RECORDS SUPPLIED>
┌────────
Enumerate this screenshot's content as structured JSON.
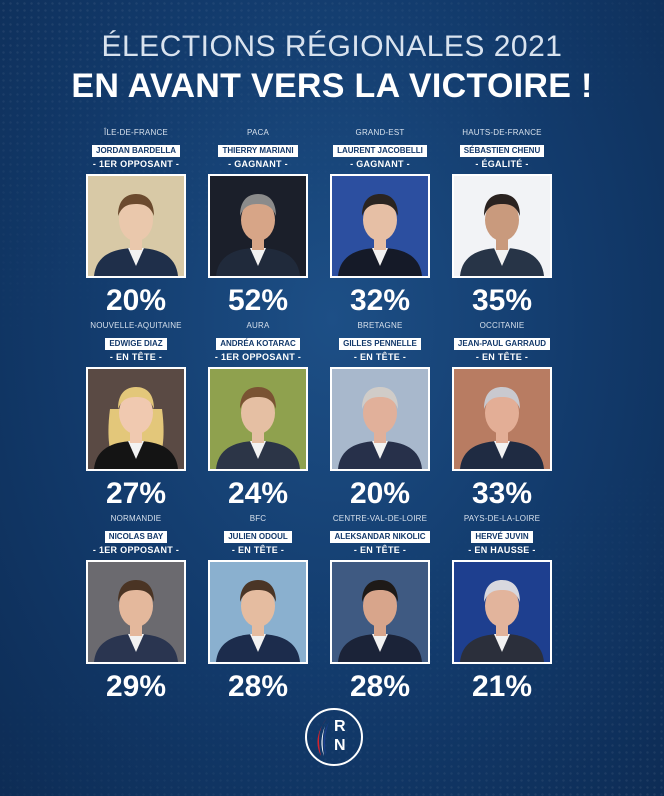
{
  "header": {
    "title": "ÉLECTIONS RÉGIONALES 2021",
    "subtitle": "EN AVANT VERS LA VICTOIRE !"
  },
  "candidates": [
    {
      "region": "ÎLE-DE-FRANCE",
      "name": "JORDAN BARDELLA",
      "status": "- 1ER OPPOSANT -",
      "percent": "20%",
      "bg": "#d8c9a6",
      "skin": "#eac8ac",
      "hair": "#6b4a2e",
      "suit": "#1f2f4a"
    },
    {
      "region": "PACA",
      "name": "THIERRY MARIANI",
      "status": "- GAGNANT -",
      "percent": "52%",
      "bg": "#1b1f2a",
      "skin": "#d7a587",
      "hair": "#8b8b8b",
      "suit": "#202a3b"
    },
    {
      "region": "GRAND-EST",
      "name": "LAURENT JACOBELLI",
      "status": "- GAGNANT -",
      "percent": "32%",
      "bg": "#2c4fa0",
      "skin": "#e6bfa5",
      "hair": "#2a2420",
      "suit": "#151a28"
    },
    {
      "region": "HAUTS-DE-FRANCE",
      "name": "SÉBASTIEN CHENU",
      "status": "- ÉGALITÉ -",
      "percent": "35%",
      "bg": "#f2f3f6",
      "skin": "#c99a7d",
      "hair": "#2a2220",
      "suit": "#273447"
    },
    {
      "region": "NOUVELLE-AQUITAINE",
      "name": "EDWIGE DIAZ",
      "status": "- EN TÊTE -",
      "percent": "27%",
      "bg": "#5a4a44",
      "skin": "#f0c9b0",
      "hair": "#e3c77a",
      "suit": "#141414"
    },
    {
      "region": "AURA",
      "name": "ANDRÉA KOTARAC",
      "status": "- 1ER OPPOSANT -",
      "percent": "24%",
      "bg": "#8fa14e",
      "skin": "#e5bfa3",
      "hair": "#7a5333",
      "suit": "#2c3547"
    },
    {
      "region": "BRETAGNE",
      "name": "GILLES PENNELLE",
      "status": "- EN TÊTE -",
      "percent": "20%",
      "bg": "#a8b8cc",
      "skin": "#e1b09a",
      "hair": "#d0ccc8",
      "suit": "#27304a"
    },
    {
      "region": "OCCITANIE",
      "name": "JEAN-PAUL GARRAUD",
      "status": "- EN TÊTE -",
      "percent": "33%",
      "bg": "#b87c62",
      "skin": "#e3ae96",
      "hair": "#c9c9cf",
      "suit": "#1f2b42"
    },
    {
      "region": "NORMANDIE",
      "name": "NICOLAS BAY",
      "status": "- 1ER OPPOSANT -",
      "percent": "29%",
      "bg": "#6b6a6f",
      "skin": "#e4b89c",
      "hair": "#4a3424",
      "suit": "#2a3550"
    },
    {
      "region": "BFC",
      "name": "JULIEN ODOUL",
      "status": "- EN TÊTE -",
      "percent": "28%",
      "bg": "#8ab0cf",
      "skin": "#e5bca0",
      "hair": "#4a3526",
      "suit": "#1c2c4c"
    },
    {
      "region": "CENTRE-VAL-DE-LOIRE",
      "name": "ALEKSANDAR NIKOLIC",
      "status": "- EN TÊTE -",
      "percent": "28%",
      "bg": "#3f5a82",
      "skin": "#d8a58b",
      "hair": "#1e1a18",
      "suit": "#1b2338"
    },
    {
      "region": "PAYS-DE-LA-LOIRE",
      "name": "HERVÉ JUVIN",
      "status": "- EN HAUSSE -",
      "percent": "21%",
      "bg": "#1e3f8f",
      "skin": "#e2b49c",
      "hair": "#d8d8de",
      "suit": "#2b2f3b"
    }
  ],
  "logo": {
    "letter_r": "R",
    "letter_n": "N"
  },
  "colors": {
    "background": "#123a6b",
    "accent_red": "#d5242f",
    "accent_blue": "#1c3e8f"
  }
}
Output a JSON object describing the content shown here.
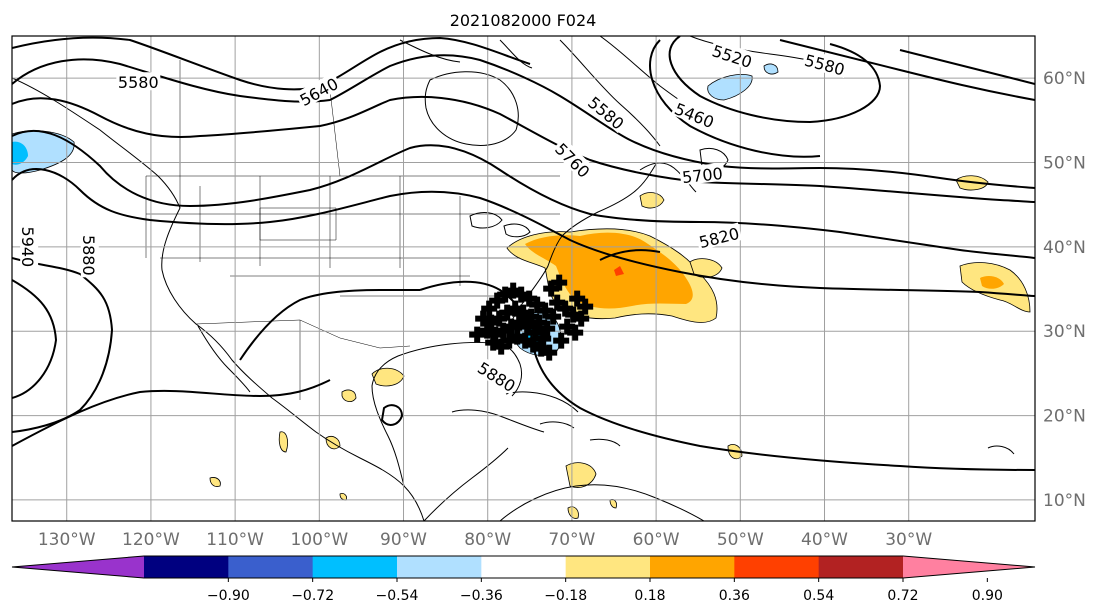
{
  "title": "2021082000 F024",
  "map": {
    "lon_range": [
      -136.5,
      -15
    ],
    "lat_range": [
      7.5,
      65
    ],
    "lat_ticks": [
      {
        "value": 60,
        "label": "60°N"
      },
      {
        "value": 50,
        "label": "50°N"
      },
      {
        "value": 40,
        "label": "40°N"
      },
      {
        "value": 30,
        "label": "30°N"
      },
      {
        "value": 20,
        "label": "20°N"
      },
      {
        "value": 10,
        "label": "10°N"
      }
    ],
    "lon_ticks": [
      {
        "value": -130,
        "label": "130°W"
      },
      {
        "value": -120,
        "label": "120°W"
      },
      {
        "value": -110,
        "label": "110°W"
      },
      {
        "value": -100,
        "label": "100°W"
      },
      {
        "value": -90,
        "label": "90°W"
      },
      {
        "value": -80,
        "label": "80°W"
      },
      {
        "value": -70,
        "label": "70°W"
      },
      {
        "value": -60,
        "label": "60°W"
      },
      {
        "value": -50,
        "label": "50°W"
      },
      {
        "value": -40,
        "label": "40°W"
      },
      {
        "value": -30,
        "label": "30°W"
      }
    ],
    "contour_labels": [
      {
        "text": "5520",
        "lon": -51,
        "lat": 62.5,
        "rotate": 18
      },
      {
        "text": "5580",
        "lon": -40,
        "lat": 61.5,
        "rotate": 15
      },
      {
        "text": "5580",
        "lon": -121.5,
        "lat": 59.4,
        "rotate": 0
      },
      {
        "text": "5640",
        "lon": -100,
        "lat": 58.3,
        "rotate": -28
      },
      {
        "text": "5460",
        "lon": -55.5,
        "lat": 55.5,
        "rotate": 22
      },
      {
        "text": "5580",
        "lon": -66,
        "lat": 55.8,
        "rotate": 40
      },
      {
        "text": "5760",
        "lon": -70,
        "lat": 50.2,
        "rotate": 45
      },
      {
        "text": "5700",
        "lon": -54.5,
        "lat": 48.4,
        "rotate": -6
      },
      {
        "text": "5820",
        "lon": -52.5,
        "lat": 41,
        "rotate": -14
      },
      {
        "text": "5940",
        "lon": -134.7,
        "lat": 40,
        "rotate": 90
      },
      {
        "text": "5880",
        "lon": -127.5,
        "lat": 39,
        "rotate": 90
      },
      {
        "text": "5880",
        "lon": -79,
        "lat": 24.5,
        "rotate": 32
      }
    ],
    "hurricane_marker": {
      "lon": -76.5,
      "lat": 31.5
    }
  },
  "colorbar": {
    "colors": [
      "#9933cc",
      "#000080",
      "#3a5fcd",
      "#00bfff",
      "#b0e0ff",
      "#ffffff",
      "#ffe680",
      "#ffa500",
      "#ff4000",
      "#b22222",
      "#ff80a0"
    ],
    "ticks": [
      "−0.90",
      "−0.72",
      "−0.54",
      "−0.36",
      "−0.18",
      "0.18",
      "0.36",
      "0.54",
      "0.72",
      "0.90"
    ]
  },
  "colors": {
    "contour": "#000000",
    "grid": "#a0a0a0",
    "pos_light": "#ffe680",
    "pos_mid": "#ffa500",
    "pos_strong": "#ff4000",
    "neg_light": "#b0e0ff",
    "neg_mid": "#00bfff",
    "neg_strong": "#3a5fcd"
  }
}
└────────
Look through the material above. Copy each line where the word "text" appears.

        "text": "5520",
        "text": "5580",
        "text": "5580",
        "text": "5640",
        "text": "5460",
        "text": "5580",
        "text": "5760",
        "text": "5700",
        "text": "5820",
        "text": "5940",
        "text": "5880",
        "text": "5880",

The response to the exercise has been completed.